---------- EXERCISE INPUTS ----------

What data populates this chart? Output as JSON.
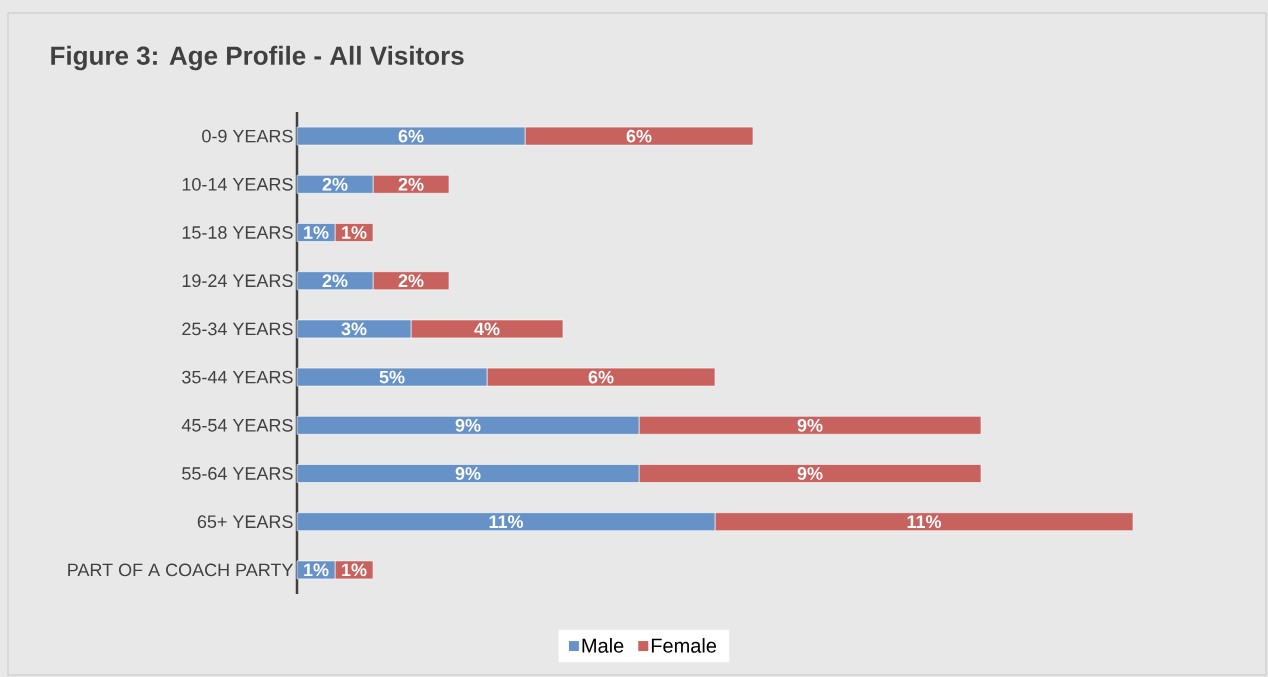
{
  "chart_data": {
    "type": "bar",
    "title": "Figure 3: Age Profile - All Visitors",
    "orientation": "horizontal",
    "stacked": true,
    "legend": "bottom",
    "categories": [
      "0-9 YEARS",
      "10-14 YEARS",
      "15-18 YEARS",
      "19-24 YEARS",
      "25-34 YEARS",
      "35-44 YEARS",
      "45-54 YEARS",
      "55-64 YEARS",
      "65+ YEARS",
      "PART OF A COACH PARTY"
    ],
    "series": [
      {
        "name": "Male",
        "color": "#6792c8",
        "values": [
          6,
          2,
          1,
          2,
          3,
          5,
          9,
          9,
          11,
          1
        ],
        "value_labels": [
          "6%",
          "2%",
          "1%",
          "2%",
          "3%",
          "5%",
          "9%",
          "9%",
          "11%",
          "1%"
        ]
      },
      {
        "name": "Female",
        "color": "#c8625f",
        "values": [
          6,
          2,
          1,
          2,
          4,
          6,
          9,
          9,
          11,
          1
        ],
        "value_labels": [
          "6%",
          "2%",
          "1%",
          "2%",
          "4%",
          "6%",
          "9%",
          "9%",
          "11%",
          "1%"
        ]
      }
    ]
  }
}
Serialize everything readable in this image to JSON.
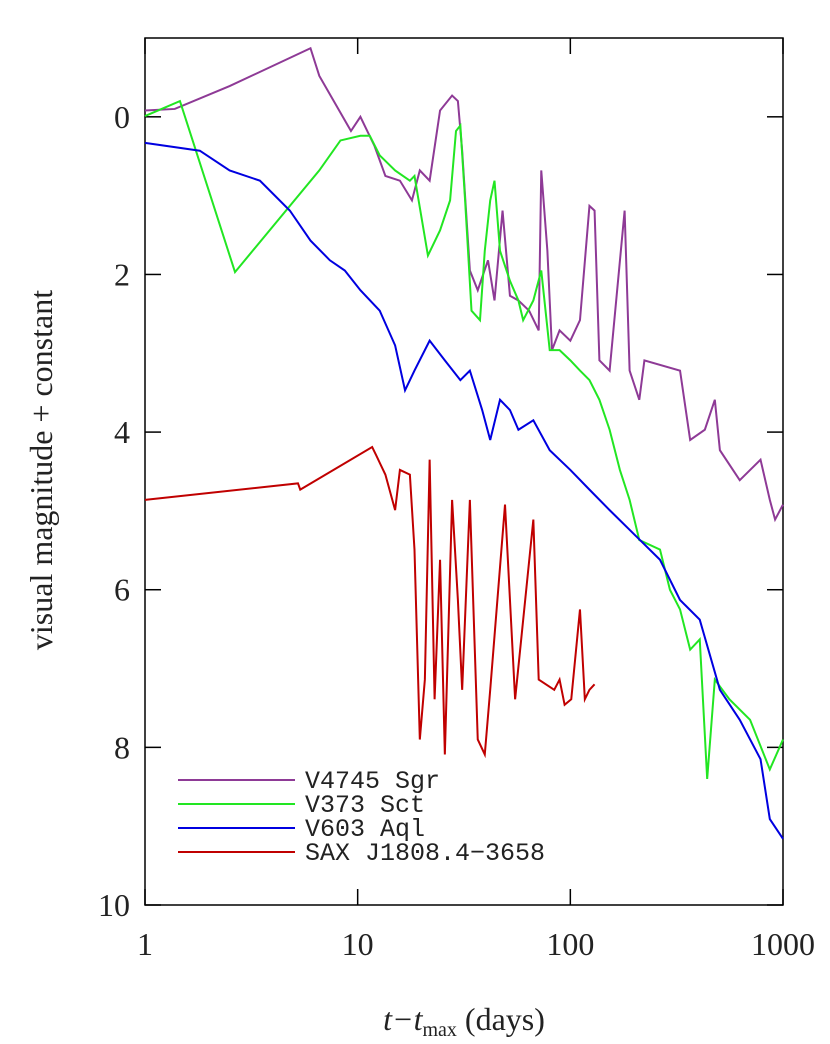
{
  "chart_data": {
    "type": "line",
    "x_label": [
      "t−t",
      "max",
      " (days)"
    ],
    "y_label": "visual magnitude + constant",
    "xscale": "log",
    "yinverted": true,
    "xlim": [
      1,
      1000
    ],
    "ylim": [
      10,
      -1
    ],
    "xticks": [
      1,
      10,
      100,
      1000
    ],
    "yticks": [
      0,
      2,
      4,
      6,
      8,
      10
    ],
    "legend": "lower left",
    "series": [
      {
        "name": "V4745 Sgr",
        "color": "#8e3a96",
        "x": [
          1,
          1.38,
          2.5,
          6,
          6.6,
          9.3,
          10.3,
          12,
          13.5,
          15.8,
          18,
          19.6,
          21.8,
          24.4,
          27.8,
          29.6,
          31,
          33.7,
          36.7,
          41,
          44,
          48,
          52,
          57,
          64,
          71,
          73,
          78,
          82,
          89,
          100,
          111,
          123,
          130,
          137,
          153,
          180,
          190,
          211,
          223,
          328,
          366,
          429,
          478,
          505,
          626,
          784,
          867,
          918,
          1000
        ],
        "values": [
          -0.08,
          -0.1,
          -0.39,
          -0.87,
          -0.52,
          0.18,
          0,
          0.37,
          0.75,
          0.81,
          1.06,
          0.68,
          0.81,
          -0.08,
          -0.27,
          -0.2,
          0.43,
          1.95,
          2.2,
          1.82,
          2.33,
          1.19,
          2.27,
          2.33,
          2.46,
          2.71,
          0.68,
          1.7,
          2.96,
          2.71,
          2.84,
          2.58,
          1.13,
          1.19,
          3.09,
          3.22,
          1.19,
          3.22,
          3.59,
          3.09,
          3.22,
          4.1,
          3.97,
          3.59,
          4.23,
          4.61,
          4.35,
          4.86,
          5.11,
          4.92
        ]
      },
      {
        "name": "V373 Sct",
        "color": "#22e622",
        "x": [
          1,
          1.46,
          2.65,
          6.6,
          8.3,
          10.3,
          11.4,
          12.7,
          15,
          17.6,
          18.5,
          21.4,
          24.4,
          27.2,
          29,
          30.4,
          32,
          34.3,
          37.6,
          39.6,
          42,
          44,
          46.7,
          52,
          57,
          60,
          67,
          73,
          80,
          89,
          100,
          111,
          123,
          137,
          153,
          171,
          190,
          211,
          264,
          294,
          328,
          366,
          406,
          440,
          478,
          560,
          700,
          867,
          1000
        ],
        "values": [
          -0.01,
          -0.2,
          1.97,
          0.68,
          0.3,
          0.24,
          0.24,
          0.49,
          0.68,
          0.81,
          0.75,
          1.76,
          1.44,
          1.06,
          0.18,
          0.11,
          1.06,
          2.46,
          2.58,
          1.7,
          1.06,
          0.81,
          1.7,
          2.08,
          2.33,
          2.58,
          2.33,
          1.95,
          2.96,
          2.96,
          3.09,
          3.22,
          3.34,
          3.59,
          3.97,
          4.48,
          4.86,
          5.37,
          5.49,
          6,
          6.25,
          6.76,
          6.63,
          8.4,
          7.14,
          7.39,
          7.65,
          8.28,
          7.9
        ]
      },
      {
        "name": "V603 Aql",
        "color": "#0000e0",
        "x": [
          1,
          1.81,
          2.5,
          3.47,
          4.8,
          6,
          7.4,
          8.7,
          10.3,
          12.7,
          15,
          16.7,
          18.5,
          21.8,
          25.7,
          30.4,
          33.7,
          38.5,
          42,
          46.7,
          52,
          57,
          67,
          80,
          100,
          123,
          153,
          190,
          264,
          328,
          406,
          505,
          626,
          784,
          867,
          1000
        ],
        "values": [
          0.33,
          0.43,
          0.68,
          0.81,
          1.19,
          1.57,
          1.82,
          1.95,
          2.2,
          2.46,
          2.9,
          3.47,
          3.22,
          2.84,
          3.09,
          3.34,
          3.22,
          3.72,
          4.1,
          3.59,
          3.72,
          3.97,
          3.85,
          4.23,
          4.48,
          4.73,
          4.99,
          5.24,
          5.62,
          6.13,
          6.38,
          7.27,
          7.65,
          8.15,
          8.91,
          9.16
        ]
      },
      {
        "name": "SAX J1808.4−3658",
        "color": "#c00000",
        "x": [
          1,
          5.24,
          5.37,
          11.7,
          12.2,
          13.5,
          15,
          15.8,
          17.6,
          18.5,
          19.6,
          20.7,
          21.8,
          23,
          24.4,
          25.7,
          27.8,
          29.6,
          31,
          33.7,
          36.7,
          39.6,
          42,
          49.3,
          55,
          67,
          71,
          84,
          89,
          94,
          101,
          111,
          117,
          123,
          130
        ],
        "values": [
          4.86,
          4.65,
          4.73,
          4.19,
          4.29,
          4.54,
          4.99,
          4.48,
          4.54,
          5.49,
          7.9,
          7.14,
          4.35,
          7.39,
          5.62,
          8.09,
          4.86,
          6.13,
          7.27,
          4.86,
          7.9,
          8.09,
          7.27,
          4.92,
          7.39,
          5.11,
          7.14,
          7.27,
          7.14,
          7.46,
          7.39,
          6.25,
          7.39,
          7.27,
          7.2
        ]
      }
    ]
  }
}
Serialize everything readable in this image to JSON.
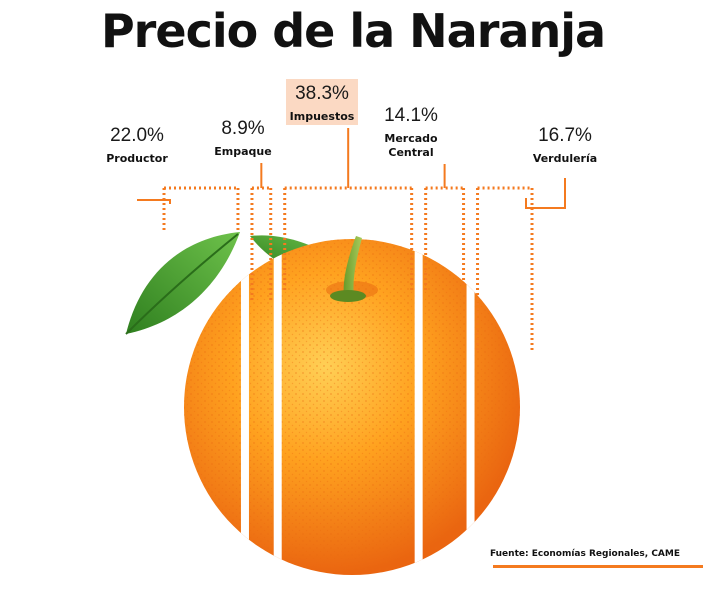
{
  "chart_data": {
    "type": "pie",
    "title": "Precio de la Naranja",
    "categories": [
      "Productor",
      "Empaque",
      "Impuestos",
      "Mercado Central",
      "Verdulería"
    ],
    "values": [
      22.0,
      8.9,
      38.3,
      14.1,
      16.7
    ],
    "value_labels": [
      "22.0%",
      "8.9%",
      "38.3%",
      "14.1%",
      "16.7%"
    ],
    "label_lines": [
      [
        "Productor"
      ],
      [
        "Empaque"
      ],
      [
        "Impuestos"
      ],
      [
        "Mercado",
        "Central"
      ],
      [
        "Verdulería"
      ]
    ],
    "highlight_index": 2,
    "source": "Fuente: Economías Regionales, CAME"
  },
  "colors": {
    "accent": "#f47a1f",
    "highlight_bg": "#fbd9c3",
    "orange_light": "#ffb233",
    "orange_dark": "#ec6a12",
    "leaf": "#3f9a2b"
  }
}
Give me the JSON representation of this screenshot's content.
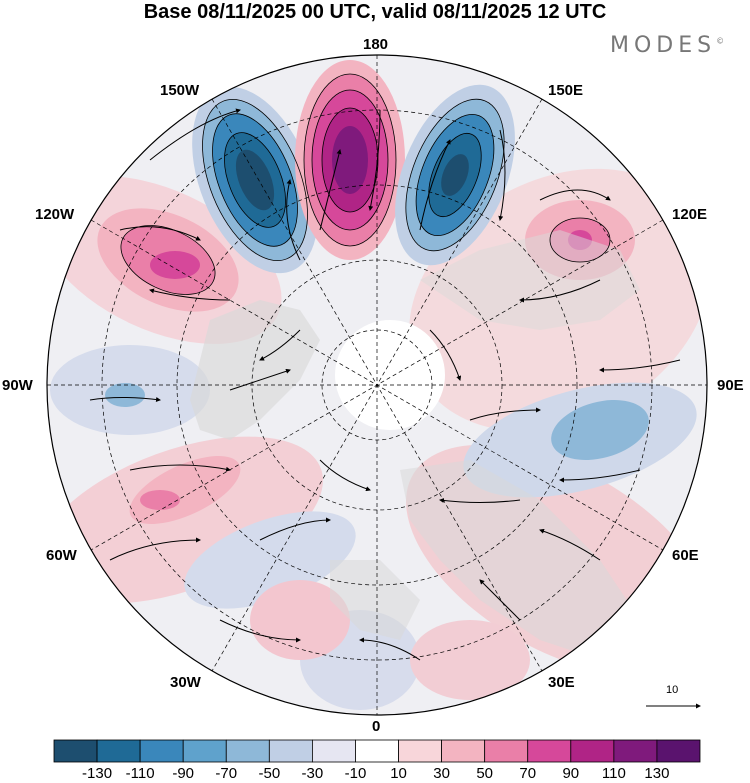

----------

§ WHAT TO DO
Quote the preceding listing precisely and completely, omitting its images.

§ EXPECTED ANSWER
What data populates this chart? Output as JSON.
{
  "chart_data": {
    "type": "bar",
    "title": "Figure 3: Age Profile - All Visitors",
    "orientation": "horizontal",
    "stacked": true,
    "legend": "bottom",
    "categories": [
      "0-9 YEARS",
      "10-14 YEARS",
      "15-18 YEARS",
      "19-24 YEARS",
      "25-34 YEARS",
      "35-44 YEARS",
      "45-54 YEARS",
      "55-64 YEARS",
      "65+ YEARS",
      "PART OF A COACH PARTY"
    ],
    "series": [
      {
        "name": "Male",
        "color": "#6792c8",
        "values": [
          6,
          2,
          1,
          2,
          3,
          5,
          9,
          9,
          11,
          1
        ],
        "value_labels": [
          "6%",
          "2%",
          "1%",
          "2%",
          "3%",
          "5%",
          "9%",
          "9%",
          "11%",
          "1%"
        ]
      },
      {
        "name": "Female",
        "color": "#c8625f",
        "values": [
          6,
          2,
          1,
          2,
          4,
          6,
          9,
          9,
          11,
          1
        ],
        "value_labels": [
          "6%",
          "2%",
          "1%",
          "2%",
          "4%",
          "6%",
          "9%",
          "9%",
          "11%",
          "1%"
        ]
      }
    ]
  }
}
Serialize everything readable in this image to JSON.
{
  "chart_data": {
    "type": "line",
    "x_label": [
      "t−t",
      "max",
      " (days)"
    ],
    "y_label": "visual magnitude + constant",
    "xscale": "log",
    "yinverted": true,
    "xlim": [
      1,
      1000
    ],
    "ylim": [
      10,
      -1
    ],
    "xticks": [
      1,
      10,
      100,
      1000
    ],
    "yticks": [
      0,
      2,
      4,
      6,
      8,
      10
    ],
    "legend": "lower left",
    "series": [
      {
        "name": "V4745 Sgr",
        "color": "#8e3a96",
        "x": [
          1,
          1.38,
          2.5,
          6,
          6.6,
          9.3,
          10.3,
          12,
          13.5,
          15.8,
          18,
          19.6,
          21.8,
          24.4,
          27.8,
          29.6,
          31,
          33.7,
          36.7,
          41,
          44,
          48,
          52,
          57,
          64,
          71,
          73,
          78,
          82,
          89,
          100,
          111,
          123,
          130,
          137,
          153,
          180,
          190,
          211,
          223,
          328,
          366,
          429,
          478,
          505,
          626,
          784,
          867,
          918,
          1000
        ],
        "values": [
          -0.08,
          -0.1,
          -0.39,
          -0.87,
          -0.52,
          0.18,
          0,
          0.37,
          0.75,
          0.81,
          1.06,
          0.68,
          0.81,
          -0.08,
          -0.27,
          -0.2,
          0.43,
          1.95,
          2.2,
          1.82,
          2.33,
          1.19,
          2.27,
          2.33,
          2.46,
          2.71,
          0.68,
          1.7,
          2.96,
          2.71,
          2.84,
          2.58,
          1.13,
          1.19,
          3.09,
          3.22,
          1.19,
          3.22,
          3.59,
          3.09,
          3.22,
          4.1,
          3.97,
          3.59,
          4.23,
          4.61,
          4.35,
          4.86,
          5.11,
          4.92
        ]
      },
      {
        "name": "V373 Sct",
        "color": "#22e622",
        "x": [
          1,
          1.46,
          2.65,
          6.6,
          8.3,
          10.3,
          11.4,
          12.7,
          15,
          17.6,
          18.5,
          21.4,
          24.4,
          27.2,
          29,
          30.4,
          32,
          34.3,
          37.6,
          39.6,
          42,
          44,
          46.7,
          52,
          57,
          60,
          67,
          73,
          80,
          89,
          100,
          111,
          123,
          137,
          153,
          171,
          190,
          211,
          264,
          294,
          328,
          366,
          406,
          440,
          478,
          560,
          700,
          867,
          1000
        ],
        "values": [
          -0.01,
          -0.2,
          1.97,
          0.68,
          0.3,
          0.24,
          0.24,
          0.49,
          0.68,
          0.81,
          0.75,
          1.76,
          1.44,
          1.06,
          0.18,
          0.11,
          1.06,
          2.46,
          2.58,
          1.7,
          1.06,
          0.81,
          1.7,
          2.08,
          2.33,
          2.58,
          2.33,
          1.95,
          2.96,
          2.96,
          3.09,
          3.22,
          3.34,
          3.59,
          3.97,
          4.48,
          4.86,
          5.37,
          5.49,
          6,
          6.25,
          6.76,
          6.63,
          8.4,
          7.14,
          7.39,
          7.65,
          8.28,
          7.9
        ]
      },
      {
        "name": "V603 Aql",
        "color": "#0000e0",
        "x": [
          1,
          1.81,
          2.5,
          3.47,
          4.8,
          6,
          7.4,
          8.7,
          10.3,
          12.7,
          15,
          16.7,
          18.5,
          21.8,
          25.7,
          30.4,
          33.7,
          38.5,
          42,
          46.7,
          52,
          57,
          67,
          80,
          100,
          123,
          153,
          190,
          264,
          328,
          406,
          505,
          626,
          784,
          867,
          1000
        ],
        "values": [
          0.33,
          0.43,
          0.68,
          0.81,
          1.19,
          1.57,
          1.82,
          1.95,
          2.2,
          2.46,
          2.9,
          3.47,
          3.22,
          2.84,
          3.09,
          3.34,
          3.22,
          3.72,
          4.1,
          3.59,
          3.72,
          3.97,
          3.85,
          4.23,
          4.48,
          4.73,
          4.99,
          5.24,
          5.62,
          6.13,
          6.38,
          7.27,
          7.65,
          8.15,
          8.91,
          9.16
        ]
      },
      {
        "name": "SAX J1808.4−3658",
        "color": "#c00000",
        "x": [
          1,
          5.24,
          5.37,
          11.7,
          12.2,
          13.5,
          15,
          15.8,
          17.6,
          18.5,
          19.6,
          20.7,
          21.8,
          23,
          24.4,
          25.7,
          27.8,
          29.6,
          31,
          33.7,
          36.7,
          39.6,
          42,
          49.3,
          55,
          67,
          71,
          84,
          89,
          94,
          101,
          111,
          117,
          123,
          130
        ],
        "values": [
          4.86,
          4.65,
          4.73,
          4.19,
          4.29,
          4.54,
          4.99,
          4.48,
          4.54,
          5.49,
          7.9,
          7.14,
          4.35,
          7.39,
          5.62,
          8.09,
          4.86,
          6.13,
          7.27,
          4.86,
          7.9,
          8.09,
          7.27,
          4.92,
          7.39,
          5.11,
          7.14,
          7.27,
          7.14,
          7.46,
          7.39,
          6.25,
          7.39,
          7.27,
          7.2
        ]
      }
    ]
  }
}
Serialize everything readable in this image to JSON.
{
  "chart_data": {
    "type": "pie",
    "title": "Precio de la Naranja",
    "categories": [
      "Productor",
      "Empaque",
      "Impuestos",
      "Mercado Central",
      "Verdulería"
    ],
    "values": [
      22.0,
      8.9,
      38.3,
      14.1,
      16.7
    ],
    "value_labels": [
      "22.0%",
      "8.9%",
      "38.3%",
      "14.1%",
      "16.7%"
    ],
    "label_lines": [
      [
        "Productor"
      ],
      [
        "Empaque"
      ],
      [
        "Impuestos"
      ],
      [
        "Mercado",
        "Central"
      ],
      [
        "Verdulería"
      ]
    ],
    "highlight_index": 2,
    "source": "Fuente: Economías Regionales, CAME"
  },
  "colors": {
    "accent": "#f47a1f",
    "highlight_bg": "#fbd9c3",
    "orange_light": "#ffb233",
    "orange_dark": "#ec6a12",
    "leaf": "#3f9a2b"
  }
}
Give me the JSON representation of this screenshot's content.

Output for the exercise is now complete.